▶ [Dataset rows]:
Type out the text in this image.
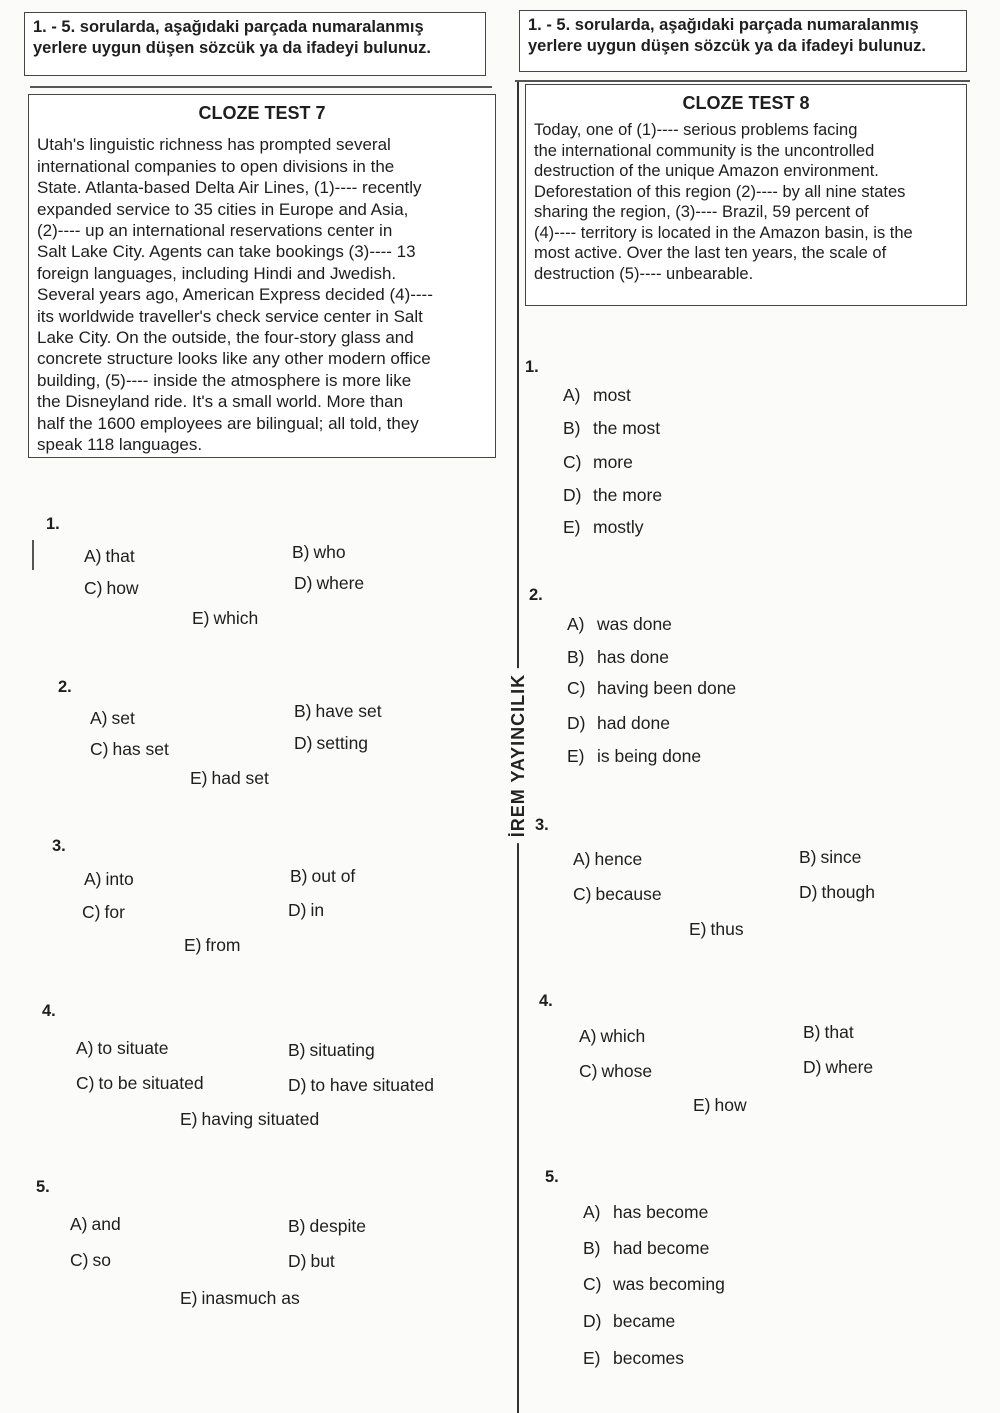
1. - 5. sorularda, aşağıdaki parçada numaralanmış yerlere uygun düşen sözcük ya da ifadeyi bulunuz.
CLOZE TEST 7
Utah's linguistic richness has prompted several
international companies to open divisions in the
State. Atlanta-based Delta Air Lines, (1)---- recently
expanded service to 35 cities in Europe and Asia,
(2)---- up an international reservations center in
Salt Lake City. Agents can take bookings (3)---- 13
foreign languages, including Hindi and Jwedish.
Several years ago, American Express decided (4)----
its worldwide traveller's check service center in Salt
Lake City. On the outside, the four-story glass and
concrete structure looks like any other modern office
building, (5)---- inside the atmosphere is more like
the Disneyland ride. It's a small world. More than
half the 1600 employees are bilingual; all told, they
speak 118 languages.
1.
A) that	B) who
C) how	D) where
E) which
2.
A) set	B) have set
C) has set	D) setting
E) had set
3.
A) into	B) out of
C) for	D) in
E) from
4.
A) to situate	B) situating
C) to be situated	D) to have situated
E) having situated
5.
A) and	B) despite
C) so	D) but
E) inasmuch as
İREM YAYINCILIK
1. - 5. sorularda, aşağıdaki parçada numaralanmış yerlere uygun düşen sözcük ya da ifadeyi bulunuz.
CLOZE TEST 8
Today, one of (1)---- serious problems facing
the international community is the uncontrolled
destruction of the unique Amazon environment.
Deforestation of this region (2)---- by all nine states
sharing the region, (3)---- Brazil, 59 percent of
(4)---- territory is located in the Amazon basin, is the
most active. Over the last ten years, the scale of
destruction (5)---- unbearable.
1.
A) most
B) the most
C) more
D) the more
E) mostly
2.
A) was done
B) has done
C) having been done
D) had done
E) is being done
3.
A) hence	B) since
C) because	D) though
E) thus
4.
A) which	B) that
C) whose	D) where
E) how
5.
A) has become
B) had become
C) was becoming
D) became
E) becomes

* * *

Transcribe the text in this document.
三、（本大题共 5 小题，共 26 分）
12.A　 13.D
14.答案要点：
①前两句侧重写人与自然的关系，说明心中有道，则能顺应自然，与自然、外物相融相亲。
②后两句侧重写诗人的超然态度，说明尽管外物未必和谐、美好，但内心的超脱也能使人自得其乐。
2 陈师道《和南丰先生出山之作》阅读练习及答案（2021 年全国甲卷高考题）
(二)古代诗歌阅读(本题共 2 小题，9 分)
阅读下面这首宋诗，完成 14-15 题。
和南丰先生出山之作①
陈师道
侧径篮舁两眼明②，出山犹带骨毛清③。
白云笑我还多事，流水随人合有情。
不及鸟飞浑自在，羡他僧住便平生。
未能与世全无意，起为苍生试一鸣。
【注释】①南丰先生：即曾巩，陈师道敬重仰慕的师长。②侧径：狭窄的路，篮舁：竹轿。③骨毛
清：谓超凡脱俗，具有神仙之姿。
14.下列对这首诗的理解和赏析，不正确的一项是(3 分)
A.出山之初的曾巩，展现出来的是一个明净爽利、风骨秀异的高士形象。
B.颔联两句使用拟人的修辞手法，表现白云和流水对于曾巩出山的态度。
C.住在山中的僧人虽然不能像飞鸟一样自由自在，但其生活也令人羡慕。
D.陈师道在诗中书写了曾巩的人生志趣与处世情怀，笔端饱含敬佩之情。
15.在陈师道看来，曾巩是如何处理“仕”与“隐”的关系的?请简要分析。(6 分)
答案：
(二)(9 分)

...

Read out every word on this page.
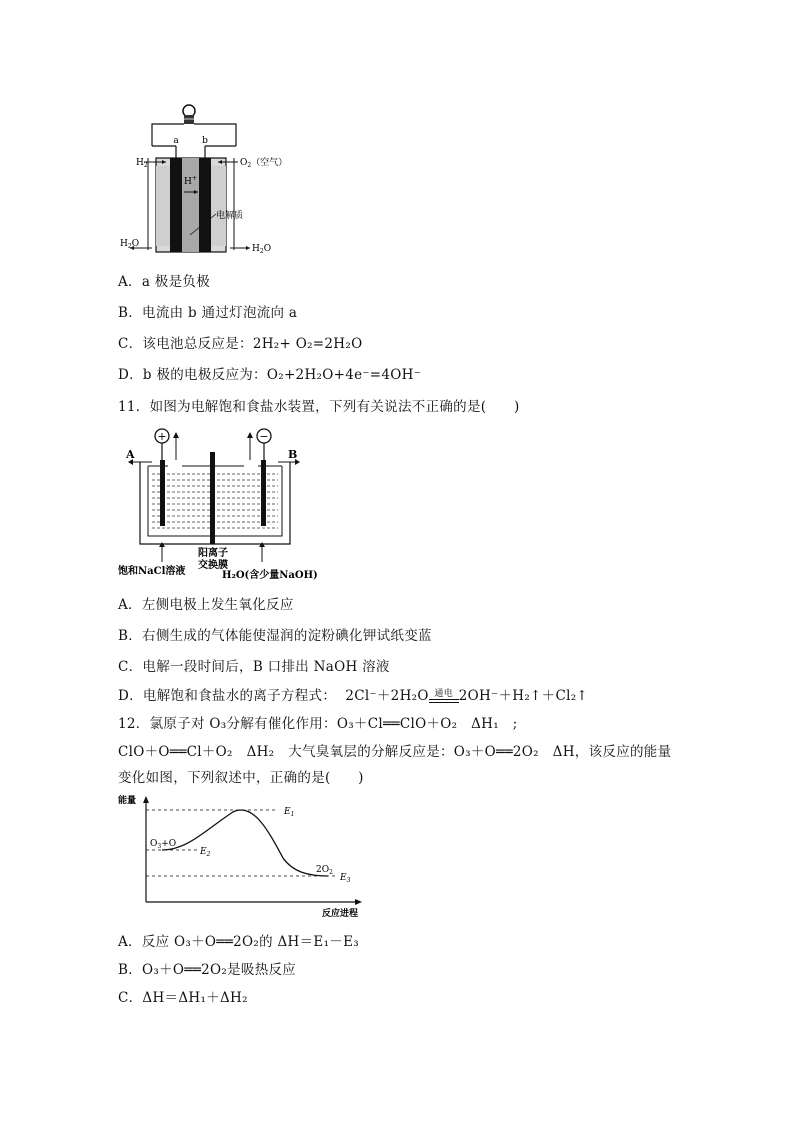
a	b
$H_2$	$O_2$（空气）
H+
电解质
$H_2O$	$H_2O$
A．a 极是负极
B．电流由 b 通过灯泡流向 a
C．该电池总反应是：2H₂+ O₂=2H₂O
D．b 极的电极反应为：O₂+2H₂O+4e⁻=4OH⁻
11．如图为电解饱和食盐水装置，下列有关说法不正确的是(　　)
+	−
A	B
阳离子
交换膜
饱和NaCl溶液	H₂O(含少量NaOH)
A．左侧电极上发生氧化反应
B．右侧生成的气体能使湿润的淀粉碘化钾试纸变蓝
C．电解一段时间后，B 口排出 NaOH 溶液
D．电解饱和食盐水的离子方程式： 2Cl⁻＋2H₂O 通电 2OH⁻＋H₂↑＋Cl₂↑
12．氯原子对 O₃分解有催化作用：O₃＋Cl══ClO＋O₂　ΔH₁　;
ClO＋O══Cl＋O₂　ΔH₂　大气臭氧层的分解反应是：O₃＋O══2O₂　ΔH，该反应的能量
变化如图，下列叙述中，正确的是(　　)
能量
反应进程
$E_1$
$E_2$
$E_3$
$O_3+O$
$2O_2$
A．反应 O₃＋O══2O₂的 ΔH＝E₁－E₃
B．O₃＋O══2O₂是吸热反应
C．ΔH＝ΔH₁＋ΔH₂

▶ [Given instruction]: Each line that holds the word "Amazon" should be extracted from the records.

▶ [Written solution]:
destruction of the unique Amazon environment.
(4)---- territory is located in the Amazon basin, is the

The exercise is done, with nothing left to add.